• _DIRECTION_
Reproduce the data that follows in its entirety, character for character.

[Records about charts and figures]
↓↓↓
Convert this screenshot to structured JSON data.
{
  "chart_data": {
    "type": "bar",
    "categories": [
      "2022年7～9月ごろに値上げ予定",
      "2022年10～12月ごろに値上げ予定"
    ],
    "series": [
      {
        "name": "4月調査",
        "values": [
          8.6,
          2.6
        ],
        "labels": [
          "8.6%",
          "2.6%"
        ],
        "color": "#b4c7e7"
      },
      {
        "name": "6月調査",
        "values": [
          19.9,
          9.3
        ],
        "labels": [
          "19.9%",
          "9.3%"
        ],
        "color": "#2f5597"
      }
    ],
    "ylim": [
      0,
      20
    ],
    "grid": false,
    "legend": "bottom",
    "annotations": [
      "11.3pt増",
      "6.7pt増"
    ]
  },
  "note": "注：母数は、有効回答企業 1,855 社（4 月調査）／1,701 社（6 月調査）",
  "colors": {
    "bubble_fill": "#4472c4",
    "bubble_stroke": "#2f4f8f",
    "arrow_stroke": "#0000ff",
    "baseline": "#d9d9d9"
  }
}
↑↑↑
• _SOLUTION TO THIS PROBLEM_
Convert this screenshot to structured JSON data.
{
  "chart_data": {
    "type": "bar",
    "categories": [
      "2022年7～9月ごろに値上げ予定",
      "2022年10～12月ごろに値上げ予定"
    ],
    "series": [
      {
        "name": "4月調査",
        "values": [
          8.6,
          2.6
        ],
        "labels": [
          "8.6%",
          "2.6%"
        ],
        "color": "#b4c7e7"
      },
      {
        "name": "6月調査",
        "values": [
          19.9,
          9.3
        ],
        "labels": [
          "19.9%",
          "9.3%"
        ],
        "color": "#2f5597"
      }
    ],
    "ylim": [
      0,
      20
    ],
    "grid": false,
    "legend": "bottom",
    "annotations": [
      "11.3pt増",
      "6.7pt増"
    ]
  },
  "note": "注：母数は、有効回答企業 1,855 社（4 月調査）／1,701 社（6 月調査）",
  "colors": {
    "bubble_fill": "#4472c4",
    "bubble_stroke": "#2f4f8f",
    "arrow_stroke": "#0000ff",
    "baseline": "#d9d9d9"
  }
}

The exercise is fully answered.